• [Exercise prompt]:
Please carry on the securities lawsuit text below, starting right after its last sentence.

The Company recorded an accrued liability of $3,900,000, including legal and
associated costs, and a receivable of $2,500,000 on the Consolidated Statement
of Net Assets in Liquidation at December 31, 2001 to reflect the impact of this
matter on the Company's net assets.

         On June 11, 2002, a securities complaint seeking class action status
was filed in the United States District Court, Middle District of Florida, Tampa
Division (Case No. 8:02-CV-1041-T-27 MAP), by Delano Cox (the "Cox Complaint"),
against past and present officers and directors of the Company, as well as
certain investment bankers involved in the Company's initial public offering,
certain venture capital firms owning shares of the Company prior to the initial
public offering, and the Company's independent auditors. The complaint is
brought purportedly on behalf of all persons who purchased the Company's common
stock from July 13, 2000 through August 14, 2001. The complaint alleges
violations of Sections 11 and 15 of the Securities Act of 1933 and Sections 10b
and 20A of the Securities and Exchange Act of 1934 (the "Exchange Act"), and
Rule 10b-5 promulgated thereunder, on the grounds that the Company's
registration statement relating to its initial public offering and certain of it
subsequent Exchange Act reports and press releases contained untrue statements
of material facts, or omitted to state facts necessary to make the statements
made therein not misleading, with regard to the Company's revenues in fiscal
2000, the nature of its relationship with certain of its customers, and its
financial statement presentation. Plaintiff seeks compensatory damages in favor
of plaintiff and the other class members, as well as reasonable costs and
expenses incurred in connection with this action. No amounts have been accrued
in the Company's Consolidated Statement of Net Assets in Liquidation at December
31, 2001.

         Similarly, on June 17, 2002, another securities complaint seeking class
action status was filed in the United States District Court, Middle District of
Florida, Tampa Division (Case No. 8:02-CV-1070-T-24 TGW), against past and
present officers and directors of the Company, as well as certain investment
bankers involved in the Company's initial public offering, certain venture
capital firms owning shares of the Company prior to the initial public offering,
and the Company's independent auditors. The complaint is brought by Gary
Streeter purportedly on behalf of all persons who purchased the Company's common
stock from July 13, 2000 through August 14, 2001. The factual basis alleged to
underlie the proceeding and the relief sought is similar to that alleged and
contained in the Cox Complaint. No amounts have been accrued in the Company's
Consolidated Statement of Net Assets in Liquidation at December 31, 2001.

• [Information shown]:
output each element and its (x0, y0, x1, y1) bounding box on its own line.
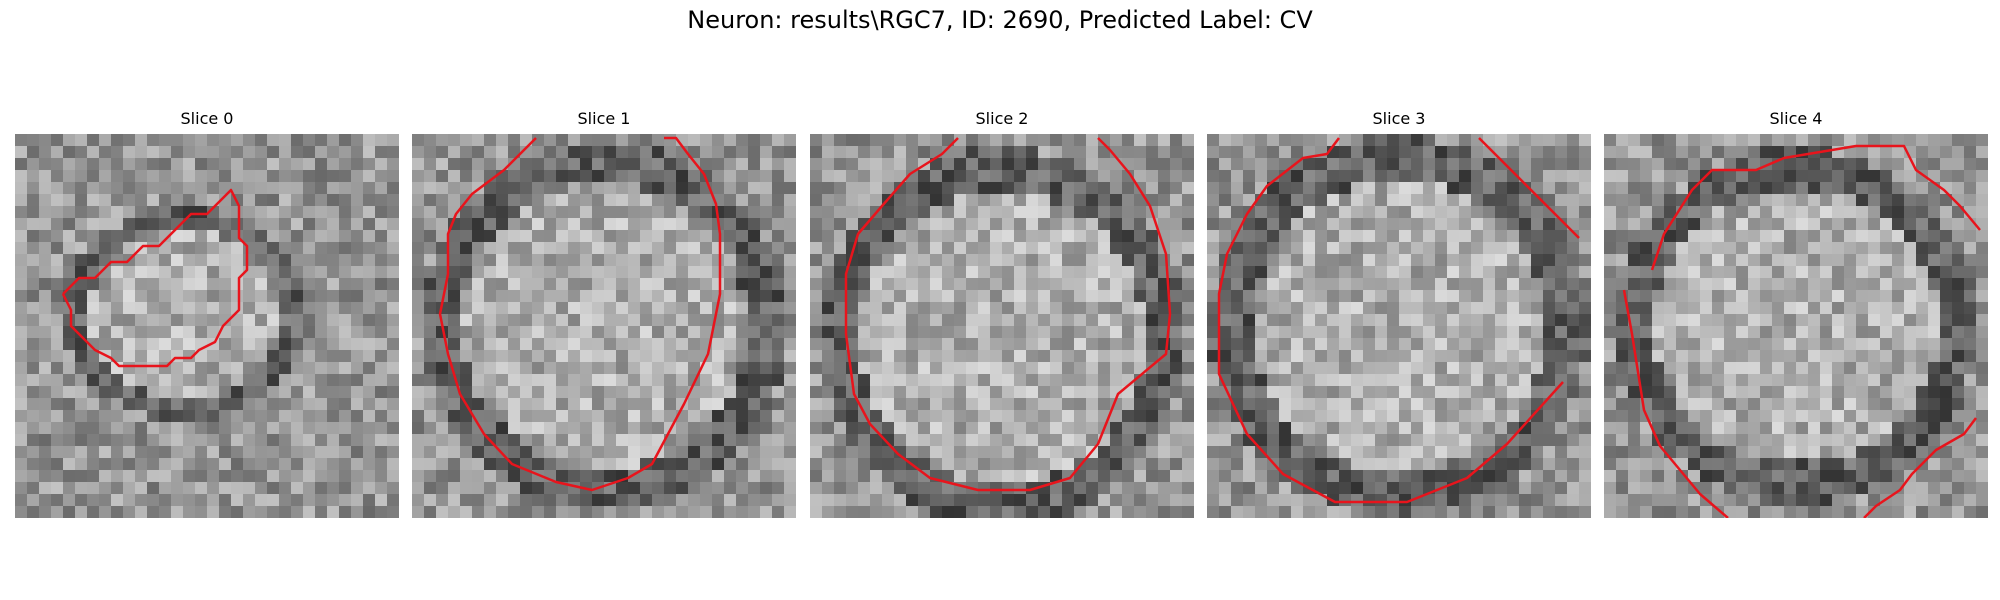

• [Output]:
                                      F-22


13. COMMITMENTS (CONTINUED)

         While the Company currently has not been named as a defendant in the
two June actions, its past and present officers and directors have
indemnification agreements with the Company, pursuant to which the Company is
required to reimburse those individuals for any liabilities and damages incurred
by, or imposed upon, such individuals in connection with the foregoing lawsuits,
including their attorneys' fees and costs, provided that they acted in good
faith and in a manner they reasonably believed to be in, or not opposed to, the
best interests of the Company. The Company intends to assist its current and
former officers and directors in contesting the claims. The Company carries
director and officer liability insurance (up to a maximum dollar limit) that may
cover the claims against its current and former directors and officers, but the
Company cannot, at the present time, be certain that any ultimate liability
related to the foregoing lawsuits will be reimbursed by its insurance carriers.
As a result, the Company is unable at this time to determine whether the
forgoing lawsuits will have a material negative impact on its net assets or its
plan of liquidation.


14. SUBSEQUENT EVENTS

         In March 2002, the Company completed the sale of the broadband modem
operation to Carriercomm, Inc. ("Carriercomm), a wholly-owed subsidiary of
Moseley Associates. Carriercomm acquired all the assets and assumed certain
liabilities of the broadband modem operation, including facility and equipment
leases and certain employee severance obligations. The Company received $103,000
in cash and may receive contingent consideration, up to $250,000, depending on
future deliveries of modem chips under an existing customer contract.
Additionally, the Company conditionally sold its radio intellectual property and
a number of radios to Carriercomm for $100,000 in cash, which was received in
April 2002. The amounts of sale proceeds approximated the net book values as of
December 31, 2001.



15. QUARTERLY RESULTS OF OPERATIONS (UNAUDITED)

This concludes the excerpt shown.